Dataset excerpts
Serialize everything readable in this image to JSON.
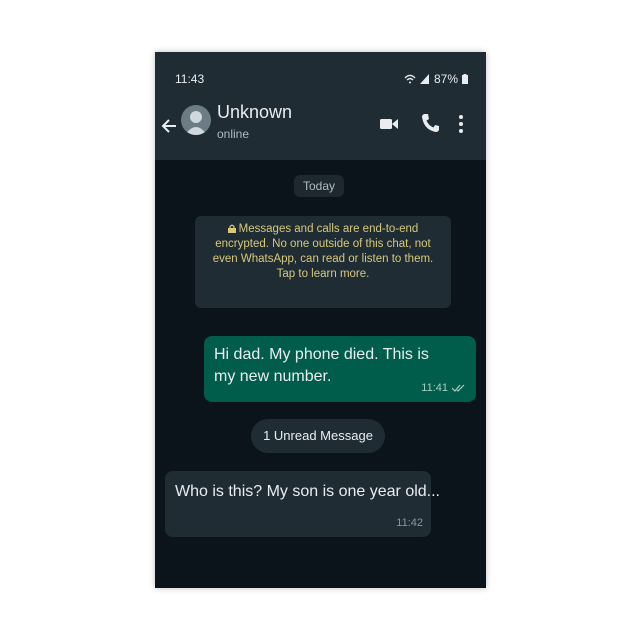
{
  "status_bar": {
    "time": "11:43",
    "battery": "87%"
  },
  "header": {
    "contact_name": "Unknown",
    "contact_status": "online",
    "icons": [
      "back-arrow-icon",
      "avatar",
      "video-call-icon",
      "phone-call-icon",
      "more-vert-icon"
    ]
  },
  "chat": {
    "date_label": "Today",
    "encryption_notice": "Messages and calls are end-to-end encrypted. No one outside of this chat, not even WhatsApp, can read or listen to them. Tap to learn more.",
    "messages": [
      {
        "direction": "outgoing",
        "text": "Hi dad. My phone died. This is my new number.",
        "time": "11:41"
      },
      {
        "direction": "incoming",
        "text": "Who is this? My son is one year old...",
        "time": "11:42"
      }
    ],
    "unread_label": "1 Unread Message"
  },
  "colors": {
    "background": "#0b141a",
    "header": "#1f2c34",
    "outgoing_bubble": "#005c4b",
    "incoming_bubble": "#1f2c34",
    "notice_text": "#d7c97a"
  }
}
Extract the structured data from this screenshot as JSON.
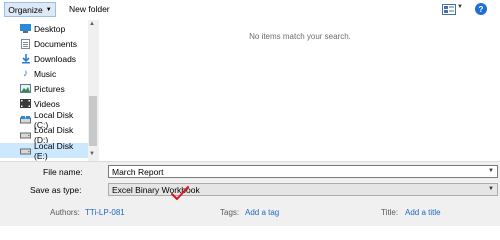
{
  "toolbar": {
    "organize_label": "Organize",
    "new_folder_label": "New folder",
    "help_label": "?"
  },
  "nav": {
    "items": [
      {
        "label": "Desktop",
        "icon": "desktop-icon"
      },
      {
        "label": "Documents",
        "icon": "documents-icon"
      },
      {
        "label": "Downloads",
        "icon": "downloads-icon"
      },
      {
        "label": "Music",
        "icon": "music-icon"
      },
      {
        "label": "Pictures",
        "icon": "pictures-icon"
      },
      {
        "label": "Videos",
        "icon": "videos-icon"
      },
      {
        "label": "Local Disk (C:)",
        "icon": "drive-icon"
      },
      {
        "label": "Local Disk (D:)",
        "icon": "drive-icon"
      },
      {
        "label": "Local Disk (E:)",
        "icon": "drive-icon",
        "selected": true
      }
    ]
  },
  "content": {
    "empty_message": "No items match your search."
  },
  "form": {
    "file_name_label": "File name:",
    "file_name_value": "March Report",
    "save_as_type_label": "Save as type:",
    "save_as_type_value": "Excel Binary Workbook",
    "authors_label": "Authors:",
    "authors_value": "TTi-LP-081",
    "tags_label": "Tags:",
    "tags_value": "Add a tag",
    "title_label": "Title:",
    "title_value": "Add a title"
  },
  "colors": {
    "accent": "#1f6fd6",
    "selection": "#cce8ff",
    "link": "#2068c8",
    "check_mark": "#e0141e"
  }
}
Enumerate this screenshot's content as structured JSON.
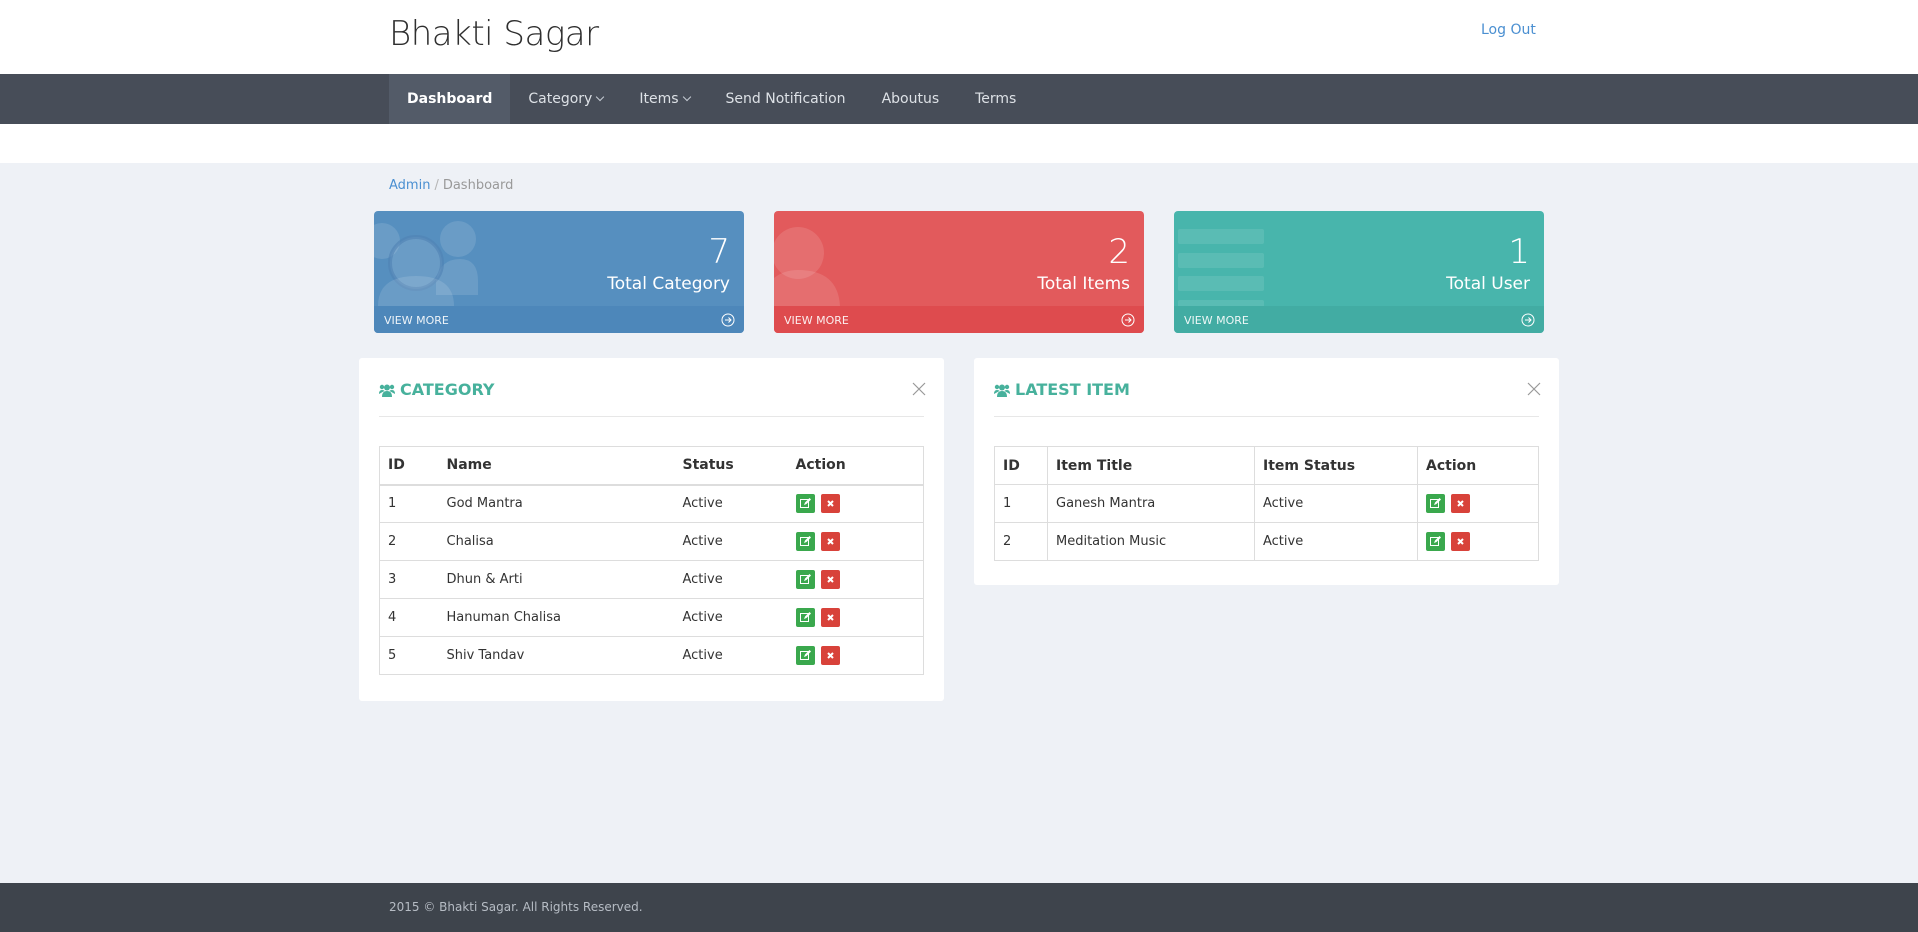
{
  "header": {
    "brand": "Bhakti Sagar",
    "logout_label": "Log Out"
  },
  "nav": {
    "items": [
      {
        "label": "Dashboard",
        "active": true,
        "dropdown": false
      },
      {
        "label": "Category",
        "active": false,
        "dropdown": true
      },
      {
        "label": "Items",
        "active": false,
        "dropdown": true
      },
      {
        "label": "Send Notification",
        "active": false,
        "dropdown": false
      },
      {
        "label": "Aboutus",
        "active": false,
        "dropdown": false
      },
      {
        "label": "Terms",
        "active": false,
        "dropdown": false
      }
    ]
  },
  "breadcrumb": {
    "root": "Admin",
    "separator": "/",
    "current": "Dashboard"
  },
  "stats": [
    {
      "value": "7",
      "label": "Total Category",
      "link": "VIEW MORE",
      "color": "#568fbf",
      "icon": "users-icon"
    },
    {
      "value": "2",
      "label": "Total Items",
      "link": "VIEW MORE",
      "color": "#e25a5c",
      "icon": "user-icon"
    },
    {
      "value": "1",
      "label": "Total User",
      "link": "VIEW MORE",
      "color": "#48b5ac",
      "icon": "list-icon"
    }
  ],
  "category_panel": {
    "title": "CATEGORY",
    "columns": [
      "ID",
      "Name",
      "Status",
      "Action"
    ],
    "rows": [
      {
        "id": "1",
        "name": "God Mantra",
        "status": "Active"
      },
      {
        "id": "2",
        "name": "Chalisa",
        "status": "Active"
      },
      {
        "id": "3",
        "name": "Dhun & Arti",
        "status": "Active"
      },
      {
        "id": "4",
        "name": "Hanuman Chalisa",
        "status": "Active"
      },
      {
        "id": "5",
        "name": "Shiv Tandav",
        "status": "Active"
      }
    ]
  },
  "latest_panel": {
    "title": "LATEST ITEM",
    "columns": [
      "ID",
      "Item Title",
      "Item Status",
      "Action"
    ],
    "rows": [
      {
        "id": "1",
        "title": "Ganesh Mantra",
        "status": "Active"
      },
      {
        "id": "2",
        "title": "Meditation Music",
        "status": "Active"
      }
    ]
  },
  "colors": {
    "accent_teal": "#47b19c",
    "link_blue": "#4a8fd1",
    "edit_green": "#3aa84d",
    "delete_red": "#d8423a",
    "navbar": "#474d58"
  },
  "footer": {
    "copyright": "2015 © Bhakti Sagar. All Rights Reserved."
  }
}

Exercise task
Reproduce each line exactly, please, except for any pictures.

Task result
Serialize everything readable in this image to JSON.
{
  "status_bar": {
    "time": "11:43",
    "battery": "87%"
  },
  "header": {
    "contact_name": "Unknown",
    "contact_status": "online",
    "icons": [
      "back-arrow-icon",
      "avatar",
      "video-call-icon",
      "phone-call-icon",
      "more-vert-icon"
    ]
  },
  "chat": {
    "date_label": "Today",
    "encryption_notice": "Messages and calls are end-to-end encrypted. No one outside of this chat, not even WhatsApp, can read or listen to them. Tap to learn more.",
    "messages": [
      {
        "direction": "outgoing",
        "text": "Hi dad. My phone died. This is my new number.",
        "time": "11:41"
      },
      {
        "direction": "incoming",
        "text": "Who is this? My son is one year old...",
        "time": "11:42"
      }
    ],
    "unread_label": "1 Unread Message"
  },
  "colors": {
    "background": "#0b141a",
    "header": "#1f2c34",
    "outgoing_bubble": "#005c4b",
    "incoming_bubble": "#1f2c34",
    "notice_text": "#d7c97a"
  }
}
Extract the structured data from this screenshot as JSON.
{
  "toolbar": {
    "organize_label": "Organize",
    "new_folder_label": "New folder",
    "help_label": "?"
  },
  "nav": {
    "items": [
      {
        "label": "Desktop",
        "icon": "desktop-icon"
      },
      {
        "label": "Documents",
        "icon": "documents-icon"
      },
      {
        "label": "Downloads",
        "icon": "downloads-icon"
      },
      {
        "label": "Music",
        "icon": "music-icon"
      },
      {
        "label": "Pictures",
        "icon": "pictures-icon"
      },
      {
        "label": "Videos",
        "icon": "videos-icon"
      },
      {
        "label": "Local Disk (C:)",
        "icon": "drive-icon"
      },
      {
        "label": "Local Disk (D:)",
        "icon": "drive-icon"
      },
      {
        "label": "Local Disk (E:)",
        "icon": "drive-icon",
        "selected": true
      }
    ]
  },
  "content": {
    "empty_message": "No items match your search."
  },
  "form": {
    "file_name_label": "File name:",
    "file_name_value": "March Report",
    "save_as_type_label": "Save as type:",
    "save_as_type_value": "Excel Binary Workbook",
    "authors_label": "Authors:",
    "authors_value": "TTi-LP-081",
    "tags_label": "Tags:",
    "tags_value": "Add a tag",
    "title_label": "Title:",
    "title_value": "Add a title"
  },
  "colors": {
    "accent": "#1f6fd6",
    "selection": "#cce8ff",
    "link": "#2068c8",
    "check_mark": "#e0141e"
  }
}
Enumerate this screenshot's content as structured JSON.
{
  "header": {
    "brand": "Bhakti Sagar",
    "logout_label": "Log Out"
  },
  "nav": {
    "items": [
      {
        "label": "Dashboard",
        "active": true,
        "dropdown": false
      },
      {
        "label": "Category",
        "active": false,
        "dropdown": true
      },
      {
        "label": "Items",
        "active": false,
        "dropdown": true
      },
      {
        "label": "Send Notification",
        "active": false,
        "dropdown": false
      },
      {
        "label": "Aboutus",
        "active": false,
        "dropdown": false
      },
      {
        "label": "Terms",
        "active": false,
        "dropdown": false
      }
    ]
  },
  "breadcrumb": {
    "root": "Admin",
    "separator": "/",
    "current": "Dashboard"
  },
  "stats": [
    {
      "value": "7",
      "label": "Total Category",
      "link": "VIEW MORE",
      "color": "#568fbf",
      "icon": "users-icon"
    },
    {
      "value": "2",
      "label": "Total Items",
      "link": "VIEW MORE",
      "color": "#e25a5c",
      "icon": "user-icon"
    },
    {
      "value": "1",
      "label": "Total User",
      "link": "VIEW MORE",
      "color": "#48b5ac",
      "icon": "list-icon"
    }
  ],
  "category_panel": {
    "title": "CATEGORY",
    "columns": [
      "ID",
      "Name",
      "Status",
      "Action"
    ],
    "rows": [
      {
        "id": "1",
        "name": "God Mantra",
        "status": "Active"
      },
      {
        "id": "2",
        "name": "Chalisa",
        "status": "Active"
      },
      {
        "id": "3",
        "name": "Dhun & Arti",
        "status": "Active"
      },
      {
        "id": "4",
        "name": "Hanuman Chalisa",
        "status": "Active"
      },
      {
        "id": "5",
        "name": "Shiv Tandav",
        "status": "Active"
      }
    ]
  },
  "latest_panel": {
    "title": "LATEST ITEM",
    "columns": [
      "ID",
      "Item Title",
      "Item Status",
      "Action"
    ],
    "rows": [
      {
        "id": "1",
        "title": "Ganesh Mantra",
        "status": "Active"
      },
      {
        "id": "2",
        "title": "Meditation Music",
        "status": "Active"
      }
    ]
  },
  "colors": {
    "accent_teal": "#47b19c",
    "link_blue": "#4a8fd1",
    "edit_green": "#3aa84d",
    "delete_red": "#d8423a",
    "navbar": "#474d58"
  },
  "footer": {
    "copyright": "2015 © Bhakti Sagar. All Rights Reserved."
  }
}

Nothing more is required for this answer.